Oblómov es desesperante. Entre los varios detalles del mito, la novela es famosa porque su protagonista tarda cien páginas en levantarse del sofá. Es verdad, sí, pero la cosa tiene truco, el truco dramático: los personajes entran, hablan, se mueven por el escenario, salen. En una tarde tiene Oblómov, sin levantarse de la piltra, más vida social que cualquiera de nosotros. Entre los que lo visitan al principio está Tarantiev, un personaje cómico, el sablista de toda la vida, por quien Oblómov se deja engañar a pesar de las advertencias de su criado. Tarantinev es un malo de guiñol, pero la pachorra con que Oblómov encaja los engaños y transige con los abusos lo hace fluctuar entre la bondad ingenua, estúpida más bien, y la incapacidad de sobreponerse a lo evidente, la aceptación ya derrotada, la permanente claudicación. Un par de años antes, Melville había publicado Bartleby, donde esta claudicación es una  forma de negación, pero también de huida. 
El tema estaba por todas partes, y el tema necesitaba de un buen personaje. Oblómov lo es, y los tres personajes que intentan rescatarlo de su postración también lo son. El primero es Stolz, el amigo alemán, enérgico, dispuesto, atareado. Yo le puse el aspecto del Blasco Ibáñez que pintó Solana, un hombre grande y afable, pero también recto y severo. Es como estos personajes con levita que cruzan a grandes zancadas el escenario, y que en cinco minutos han resuelto un problema y organizado varias vidas. 
Pero el rescate de Stolz no es suficiente. Los malos, Tarantiev y su compinche, siguen royendo el árbol. Hace falta una mujer, Olga, una joven peterburguesa muy bien educada que se empeña en redimir al pobre Oblómov. Goncharov se recrea en describirnos las dudas que, por un exceso de lucidez, asaltan a Oblómov, que teme que Olga sea de esas mujeres que no aman a un hombre concreto sino la posibilidad de convertirlo en otro. Olga cree enamorarse de Oblómov pero lo único que consigue es darle un fugaz y poco consistente sentido a su vida. Si encima Oblómov tiene dudas hasta de su sombra, lo normal es que la mujer no insista. Y, después de muchas, acaso demasiadas páginas que por otra parte darían de comer a la psicología femenina desde Flaubert hasta Proust, Olga deja de insistir.

___

● Objetivos:
[1] Cita literalmente el fragmento del texto sobre Oblómov que comienza en "Pero el rescate" y termina en "deja de insistir.", incluido este último.
[2] Traduce al inglés esta oración del texto sobre Oblómov: "El primero es Stolz, el amigo alemán, enérgico, dispuesto, atareado."

___

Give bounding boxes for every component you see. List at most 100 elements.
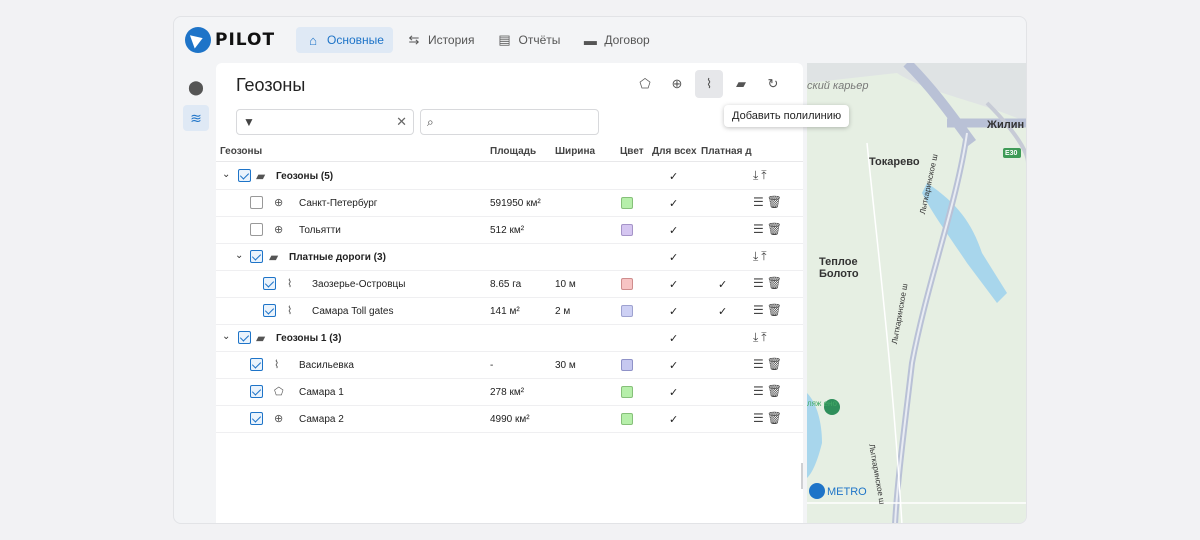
refresh-button[interactable]: ↻ [759,70,787,98]
download-upload-icon[interactable]: ⤓⤒ [753,330,770,345]
all-check: ✓ [669,279,679,291]
filter-input[interactable]: ▼ ✕ [236,109,414,135]
list-delete-icon[interactable]: ☰🗑 [753,357,785,371]
list-delete-icon[interactable]: ☰🗑 [753,384,785,398]
row-checkbox[interactable] [250,358,263,371]
nav-tab-history[interactable]: ⇆ История [397,27,484,53]
list-delete-icon[interactable]: ☰🗑 [753,303,785,317]
col-name[interactable]: Геозоны [220,146,262,157]
table-header: Геозоны Площадь Ширина Цвет Для всех Пла… [216,142,803,162]
map-label: ский карьер [807,80,869,92]
clear-filter-icon[interactable]: ✕ [396,114,407,130]
app-window: PILOT ⌂ Основные ⇆ История ▤ Отчёты ▬ До… [173,16,1027,524]
all-check: ✓ [669,414,679,426]
tooltip: Добавить полилинию [724,105,850,127]
nav-tab-label: История [427,33,475,47]
row-checkbox[interactable] [263,277,276,290]
group-row[interactable]: ⌄ ▰ Геозоны (5) ✓ ⤓⤒ [216,163,803,190]
geozone-width: 30 м [555,360,576,371]
paid-check: ✓ [718,279,728,291]
map-pin-icon: ⬤ [188,78,204,95]
row-checkbox[interactable] [250,250,263,263]
table-row[interactable]: ⌇ Васильевка - 30 м ✓ ☰🗑 [216,352,803,379]
group-row[interactable]: ⌄ ▰ Геозоны 1 (3) ✓ ⤓⤒ [216,325,803,352]
all-check: ✓ [669,306,679,318]
download-upload-icon[interactable]: ⤓⤒ [753,168,770,183]
folder-open-icon: ▰ [269,250,279,264]
polygon-icon: ⬠ [639,76,651,91]
polyline-icon: ⌇ [287,305,293,317]
row-checkbox[interactable] [250,196,263,209]
table-row[interactable]: ⬠ Самара 1 278 км² ✓ ☰🗑 [216,379,803,406]
top-bar: PILOT ⌂ Основные ⇆ История ▤ Отчёты ▬ До… [174,17,1026,63]
color-swatch[interactable] [621,305,633,317]
table-row[interactable]: ⊕ Тольятти 512 км² ✓ ☰🗑 [216,217,803,244]
scrollbar[interactable] [801,463,803,489]
chevron-down-icon[interactable]: ⌄ [222,169,230,180]
color-swatch[interactable] [621,197,633,209]
col-width[interactable]: Ширина [555,146,595,157]
brand-name: PILOT [215,30,276,50]
list-delete-icon[interactable]: ☰🗑 [753,195,785,209]
row-checkbox[interactable] [238,169,251,182]
logo[interactable]: PILOT [185,27,275,53]
map-label: Болото [819,268,859,280]
geozone-area: 4990 км² [490,414,530,425]
col-color[interactable]: Цвет [620,146,644,157]
map-view[interactable]: ский карьер Жилин E30 Токарево Теплое Бо… [807,63,1026,523]
geozone-name: Самара 2 [299,414,344,425]
geozone-area: 591950 км² [490,198,541,209]
all-check: ✓ [669,225,679,237]
table-row[interactable]: ⊕ Санкт-Петербург 591950 км² ✓ ☰🗑 [216,190,803,217]
search-input[interactable]: ⌕ [420,109,599,135]
refresh-icon: ↻ [767,76,779,91]
row-checkbox[interactable] [250,412,263,425]
col-all[interactable]: Для всех [652,146,697,157]
color-swatch[interactable] [621,413,633,425]
nav-tab-label: Договор [604,33,650,47]
geozone-area: 278 км² [490,387,525,398]
color-swatch[interactable] [621,278,633,290]
list-delete-icon[interactable]: ☰🗑 [753,276,785,290]
nav-tab-reports[interactable]: ▤ Отчёты [487,27,569,53]
add-circle-button[interactable]: ⊕ [663,70,691,98]
add-polyline-button[interactable]: ⌇ [695,70,723,98]
rail-layers-button[interactable]: ≋ [183,105,209,131]
row-checkbox[interactable] [238,331,251,344]
all-check: ✓ [669,198,679,210]
table-row[interactable]: ⊕ Самара 2 4990 км² ✓ ☰🗑 [216,406,803,433]
list-delete-icon[interactable]: ☰🗑 [753,222,785,236]
geozone-area: - [490,360,494,371]
list-delete-icon[interactable]: ☰🗑 [753,411,785,425]
row-checkbox[interactable] [250,385,263,398]
panel-toolbar: ⬠ ⊕ ⌇ ▰ ↻ [631,70,787,98]
nav-tab-main[interactable]: ⌂ Основные [296,27,393,53]
row-checkbox[interactable] [250,223,263,236]
download-upload-icon[interactable]: ⤓⤒ [753,249,770,264]
polyline-icon: ⌇ [705,76,713,91]
add-polygon-button[interactable]: ⬠ [631,70,659,98]
col-area[interactable]: Площадь [490,146,536,157]
map-poi-label: METRO [827,486,867,498]
color-swatch[interactable] [621,386,633,398]
rail-objects-button[interactable]: ⬤ [183,74,209,100]
color-swatch[interactable] [621,224,633,236]
all-check: ✓ [669,360,679,372]
color-swatch[interactable] [621,359,633,371]
row-checkbox[interactable] [263,304,276,317]
folder-open-icon: ▰ [256,169,266,183]
page-title: Геозоны [236,75,306,95]
col-paid[interactable]: Платная д [701,146,752,157]
geozone-area: 8.65 га [490,279,522,290]
nav-tab-contract[interactable]: ▬ Договор [573,27,658,53]
chevron-down-icon[interactable]: ⌄ [222,331,230,342]
crosshair-icon: ⊕ [274,224,284,236]
group-row[interactable]: ⌄ ▰ Платные дороги (3) ✓ ⤓⤒ [216,244,803,271]
chevron-down-icon[interactable]: ⌄ [235,250,243,261]
table-row[interactable]: ⌇ Заозерье-Островцы 8.65 га 10 м ✓ ✓ ☰🗑 [216,271,803,298]
all-check: ✓ [669,171,679,183]
search-icon: ⌕ [427,114,434,129]
geozones-panel: Геозоны ⬠ ⊕ ⌇ ▰ ↻ ▼ ✕ ⌕ Геозоны Площадь … [216,63,803,523]
add-folder-button[interactable]: ▰ [727,70,755,98]
table-row[interactable]: ⌇ Самара Toll gates 141 м² 2 м ✓ ✓ ☰🗑 [216,298,803,325]
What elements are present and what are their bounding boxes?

___

● Resultados esperados:
[1]
Pero el rescate de Stolz no es suficiente. Los malos, Tarantiev y su compinche, siguen royendo el árbol. Hace falta una mujer, Olga, una joven peterburguesa muy bien educada que se empeña en redimir al pobre Oblómov. Goncharov se recrea en describirnos las dudas que, por un exceso de lucidez, asaltan a Oblómov, que teme que Olga sea de esas mujeres que no aman a un hombre concreto sino la posibilidad de convertirlo en otro. Olga cree enamorarse de Oblómov pero lo único que consigue es darle un fugaz y poco consistente sentido a su vida. Si encima Oblómov tiene dudas hasta de su sombra, lo normal es que la mujer no insista. Y, después de muchas, acaso demasiadas páginas que por otra parte darían de comer a la psicología femenina desde Flaubert hasta Proust, Olga deja de insistir.

[2] The first is Stolz, the German friend: energetic, willing, busy.